EXERCISE GOAL.
Transcribe all the records with complete accuracy.

GIVEN ENTRIES.
>> Begin

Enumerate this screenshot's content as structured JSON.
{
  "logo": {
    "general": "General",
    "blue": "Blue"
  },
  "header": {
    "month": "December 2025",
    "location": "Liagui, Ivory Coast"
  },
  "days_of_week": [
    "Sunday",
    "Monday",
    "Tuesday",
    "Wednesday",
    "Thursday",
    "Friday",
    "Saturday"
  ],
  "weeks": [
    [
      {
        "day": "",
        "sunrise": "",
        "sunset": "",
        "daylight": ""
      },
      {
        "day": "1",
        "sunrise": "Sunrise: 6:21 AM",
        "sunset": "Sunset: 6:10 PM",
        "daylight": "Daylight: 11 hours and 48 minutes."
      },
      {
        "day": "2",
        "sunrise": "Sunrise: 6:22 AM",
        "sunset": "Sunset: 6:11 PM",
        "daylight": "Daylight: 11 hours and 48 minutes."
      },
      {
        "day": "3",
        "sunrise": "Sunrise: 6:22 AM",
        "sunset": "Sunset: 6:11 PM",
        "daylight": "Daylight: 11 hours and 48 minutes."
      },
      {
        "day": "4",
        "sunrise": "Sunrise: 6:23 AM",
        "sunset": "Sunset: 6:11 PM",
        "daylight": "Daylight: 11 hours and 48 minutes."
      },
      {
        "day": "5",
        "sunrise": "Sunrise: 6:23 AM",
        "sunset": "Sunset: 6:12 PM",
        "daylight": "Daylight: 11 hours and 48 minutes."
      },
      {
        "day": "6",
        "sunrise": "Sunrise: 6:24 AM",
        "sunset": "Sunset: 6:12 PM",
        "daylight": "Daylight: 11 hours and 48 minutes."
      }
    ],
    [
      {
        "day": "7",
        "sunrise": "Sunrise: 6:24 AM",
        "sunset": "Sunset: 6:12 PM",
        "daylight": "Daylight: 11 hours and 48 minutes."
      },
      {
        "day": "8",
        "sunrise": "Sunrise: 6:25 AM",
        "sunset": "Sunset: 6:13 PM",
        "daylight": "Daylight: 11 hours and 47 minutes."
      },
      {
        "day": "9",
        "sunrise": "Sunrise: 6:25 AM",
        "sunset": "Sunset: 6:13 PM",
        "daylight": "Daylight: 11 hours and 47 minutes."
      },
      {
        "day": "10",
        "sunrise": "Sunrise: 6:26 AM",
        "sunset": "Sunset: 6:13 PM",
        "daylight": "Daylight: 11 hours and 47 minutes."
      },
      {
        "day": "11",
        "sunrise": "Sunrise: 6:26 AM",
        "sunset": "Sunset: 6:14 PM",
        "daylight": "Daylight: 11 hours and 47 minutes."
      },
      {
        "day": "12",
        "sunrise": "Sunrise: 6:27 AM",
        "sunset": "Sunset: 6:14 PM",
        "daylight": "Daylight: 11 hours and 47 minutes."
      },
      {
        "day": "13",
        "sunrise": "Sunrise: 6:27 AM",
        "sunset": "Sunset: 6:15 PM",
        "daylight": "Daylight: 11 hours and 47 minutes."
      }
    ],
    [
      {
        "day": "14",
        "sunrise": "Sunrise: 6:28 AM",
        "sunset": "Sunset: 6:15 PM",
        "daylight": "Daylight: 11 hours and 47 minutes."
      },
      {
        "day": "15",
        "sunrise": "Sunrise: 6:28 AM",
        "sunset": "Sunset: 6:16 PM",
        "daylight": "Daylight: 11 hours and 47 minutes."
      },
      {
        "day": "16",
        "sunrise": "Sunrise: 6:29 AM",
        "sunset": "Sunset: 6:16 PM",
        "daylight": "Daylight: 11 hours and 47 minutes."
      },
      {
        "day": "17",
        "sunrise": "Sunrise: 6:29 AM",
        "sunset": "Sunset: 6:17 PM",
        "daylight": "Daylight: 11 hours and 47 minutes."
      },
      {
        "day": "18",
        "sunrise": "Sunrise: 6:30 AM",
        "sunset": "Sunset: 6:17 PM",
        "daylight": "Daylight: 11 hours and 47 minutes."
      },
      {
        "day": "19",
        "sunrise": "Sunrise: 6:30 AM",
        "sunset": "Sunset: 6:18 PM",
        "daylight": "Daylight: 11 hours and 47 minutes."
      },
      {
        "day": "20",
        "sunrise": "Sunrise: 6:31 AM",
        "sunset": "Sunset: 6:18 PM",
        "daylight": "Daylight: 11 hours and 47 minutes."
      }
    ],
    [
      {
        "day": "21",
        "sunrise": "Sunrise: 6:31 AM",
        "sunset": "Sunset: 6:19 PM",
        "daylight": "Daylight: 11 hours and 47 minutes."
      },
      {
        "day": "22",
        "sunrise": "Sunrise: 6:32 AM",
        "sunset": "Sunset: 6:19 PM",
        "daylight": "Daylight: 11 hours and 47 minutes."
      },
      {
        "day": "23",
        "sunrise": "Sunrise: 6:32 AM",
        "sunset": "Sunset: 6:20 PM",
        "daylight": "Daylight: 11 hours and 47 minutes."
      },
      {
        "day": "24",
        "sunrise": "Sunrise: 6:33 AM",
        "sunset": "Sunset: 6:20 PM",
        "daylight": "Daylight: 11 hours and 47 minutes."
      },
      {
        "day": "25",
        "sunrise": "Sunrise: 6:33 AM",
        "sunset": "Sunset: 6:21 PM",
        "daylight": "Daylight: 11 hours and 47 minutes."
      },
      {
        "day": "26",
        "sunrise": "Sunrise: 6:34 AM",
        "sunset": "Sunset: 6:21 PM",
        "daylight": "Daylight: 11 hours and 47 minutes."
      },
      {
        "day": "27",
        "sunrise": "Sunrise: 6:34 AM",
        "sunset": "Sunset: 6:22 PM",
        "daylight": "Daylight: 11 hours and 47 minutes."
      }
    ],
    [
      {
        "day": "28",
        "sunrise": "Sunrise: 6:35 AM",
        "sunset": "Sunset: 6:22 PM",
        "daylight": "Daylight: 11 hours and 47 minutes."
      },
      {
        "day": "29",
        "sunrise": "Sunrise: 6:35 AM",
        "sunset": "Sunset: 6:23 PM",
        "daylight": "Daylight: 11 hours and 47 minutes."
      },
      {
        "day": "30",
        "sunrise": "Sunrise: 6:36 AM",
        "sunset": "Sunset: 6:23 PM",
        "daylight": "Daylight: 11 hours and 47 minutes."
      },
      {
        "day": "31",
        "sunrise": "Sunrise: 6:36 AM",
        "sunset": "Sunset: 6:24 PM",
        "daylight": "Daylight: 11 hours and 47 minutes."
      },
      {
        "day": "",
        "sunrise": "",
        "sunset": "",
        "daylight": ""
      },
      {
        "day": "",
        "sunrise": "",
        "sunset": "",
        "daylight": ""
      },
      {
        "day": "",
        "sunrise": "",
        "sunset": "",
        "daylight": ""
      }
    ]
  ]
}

>> End

EXERCISE RESULT.
Enumerate this screenshot's content as structured JSON.
{
  "logo": {
    "general": "General",
    "blue": "Blue"
  },
  "header": {
    "month": "December 2025",
    "location": "Liagui, Ivory Coast"
  },
  "days_of_week": [
    "Sunday",
    "Monday",
    "Tuesday",
    "Wednesday",
    "Thursday",
    "Friday",
    "Saturday"
  ],
  "weeks": [
    [
      {
        "day": "",
        "sunrise": "",
        "sunset": "",
        "daylight": ""
      },
      {
        "day": "1",
        "sunrise": "Sunrise: 6:21 AM",
        "sunset": "Sunset: 6:10 PM",
        "daylight": "Daylight: 11 hours and 48 minutes."
      },
      {
        "day": "2",
        "sunrise": "Sunrise: 6:22 AM",
        "sunset": "Sunset: 6:11 PM",
        "daylight": "Daylight: 11 hours and 48 minutes."
      },
      {
        "day": "3",
        "sunrise": "Sunrise: 6:22 AM",
        "sunset": "Sunset: 6:11 PM",
        "daylight": "Daylight: 11 hours and 48 minutes."
      },
      {
        "day": "4",
        "sunrise": "Sunrise: 6:23 AM",
        "sunset": "Sunset: 6:11 PM",
        "daylight": "Daylight: 11 hours and 48 minutes."
      },
      {
        "day": "5",
        "sunrise": "Sunrise: 6:23 AM",
        "sunset": "Sunset: 6:12 PM",
        "daylight": "Daylight: 11 hours and 48 minutes."
      },
      {
        "day": "6",
        "sunrise": "Sunrise: 6:24 AM",
        "sunset": "Sunset: 6:12 PM",
        "daylight": "Daylight: 11 hours and 48 minutes."
      }
    ],
    [
      {
        "day": "7",
        "sunrise": "Sunrise: 6:24 AM",
        "sunset": "Sunset: 6:12 PM",
        "daylight": "Daylight: 11 hours and 48 minutes."
      },
      {
        "day": "8",
        "sunrise": "Sunrise: 6:25 AM",
        "sunset": "Sunset: 6:13 PM",
        "daylight": "Daylight: 11 hours and 47 minutes."
      },
      {
        "day": "9",
        "sunrise": "Sunrise: 6:25 AM",
        "sunset": "Sunset: 6:13 PM",
        "daylight": "Daylight: 11 hours and 47 minutes."
      },
      {
        "day": "10",
        "sunrise": "Sunrise: 6:26 AM",
        "sunset": "Sunset: 6:13 PM",
        "daylight": "Daylight: 11 hours and 47 minutes."
      },
      {
        "day": "11",
        "sunrise": "Sunrise: 6:26 AM",
        "sunset": "Sunset: 6:14 PM",
        "daylight": "Daylight: 11 hours and 47 minutes."
      },
      {
        "day": "12",
        "sunrise": "Sunrise: 6:27 AM",
        "sunset": "Sunset: 6:14 PM",
        "daylight": "Daylight: 11 hours and 47 minutes."
      },
      {
        "day": "13",
        "sunrise": "Sunrise: 6:27 AM",
        "sunset": "Sunset: 6:15 PM",
        "daylight": "Daylight: 11 hours and 47 minutes."
      }
    ],
    [
      {
        "day": "14",
        "sunrise": "Sunrise: 6:28 AM",
        "sunset": "Sunset: 6:15 PM",
        "daylight": "Daylight: 11 hours and 47 minutes."
      },
      {
        "day": "15",
        "sunrise": "Sunrise: 6:28 AM",
        "sunset": "Sunset: 6:16 PM",
        "daylight": "Daylight: 11 hours and 47 minutes."
      },
      {
        "day": "16",
        "sunrise": "Sunrise: 6:29 AM",
        "sunset": "Sunset: 6:16 PM",
        "daylight": "Daylight: 11 hours and 47 minutes."
      },
      {
        "day": "17",
        "sunrise": "Sunrise: 6:29 AM",
        "sunset": "Sunset: 6:17 PM",
        "daylight": "Daylight: 11 hours and 47 minutes."
      },
      {
        "day": "18",
        "sunrise": "Sunrise: 6:30 AM",
        "sunset": "Sunset: 6:17 PM",
        "daylight": "Daylight: 11 hours and 47 minutes."
      },
      {
        "day": "19",
        "sunrise": "Sunrise: 6:30 AM",
        "sunset": "Sunset: 6:18 PM",
        "daylight": "Daylight: 11 hours and 47 minutes."
      },
      {
        "day": "20",
        "sunrise": "Sunrise: 6:31 AM",
        "sunset": "Sunset: 6:18 PM",
        "daylight": "Daylight: 11 hours and 47 minutes."
      }
    ],
    [
      {
        "day": "21",
        "sunrise": "Sunrise: 6:31 AM",
        "sunset": "Sunset: 6:19 PM",
        "daylight": "Daylight: 11 hours and 47 minutes."
      },
      {
        "day": "22",
        "sunrise": "Sunrise: 6:32 AM",
        "sunset": "Sunset: 6:19 PM",
        "daylight": "Daylight: 11 hours and 47 minutes."
      },
      {
        "day": "23",
        "sunrise": "Sunrise: 6:32 AM",
        "sunset": "Sunset: 6:20 PM",
        "daylight": "Daylight: 11 hours and 47 minutes."
      },
      {
        "day": "24",
        "sunrise": "Sunrise: 6:33 AM",
        "sunset": "Sunset: 6:20 PM",
        "daylight": "Daylight: 11 hours and 47 minutes."
      },
      {
        "day": "25",
        "sunrise": "Sunrise: 6:33 AM",
        "sunset": "Sunset: 6:21 PM",
        "daylight": "Daylight: 11 hours and 47 minutes."
      },
      {
        "day": "26",
        "sunrise": "Sunrise: 6:34 AM",
        "sunset": "Sunset: 6:21 PM",
        "daylight": "Daylight: 11 hours and 47 minutes."
      },
      {
        "day": "27",
        "sunrise": "Sunrise: 6:34 AM",
        "sunset": "Sunset: 6:22 PM",
        "daylight": "Daylight: 11 hours and 47 minutes."
      }
    ],
    [
      {
        "day": "28",
        "sunrise": "Sunrise: 6:35 AM",
        "sunset": "Sunset: 6:22 PM",
        "daylight": "Daylight: 11 hours and 47 minutes."
      },
      {
        "day": "29",
        "sunrise": "Sunrise: 6:35 AM",
        "sunset": "Sunset: 6:23 PM",
        "daylight": "Daylight: 11 hours and 47 minutes."
      },
      {
        "day": "30",
        "sunrise": "Sunrise: 6:36 AM",
        "sunset": "Sunset: 6:23 PM",
        "daylight": "Daylight: 11 hours and 47 minutes."
      },
      {
        "day": "31",
        "sunrise": "Sunrise: 6:36 AM",
        "sunset": "Sunset: 6:24 PM",
        "daylight": "Daylight: 11 hours and 47 minutes."
      },
      {
        "day": "",
        "sunrise": "",
        "sunset": "",
        "daylight": ""
      },
      {
        "day": "",
        "sunrise": "",
        "sunset": "",
        "daylight": ""
      },
      {
        "day": "",
        "sunrise": "",
        "sunset": "",
        "daylight": ""
      }
    ]
  ]
}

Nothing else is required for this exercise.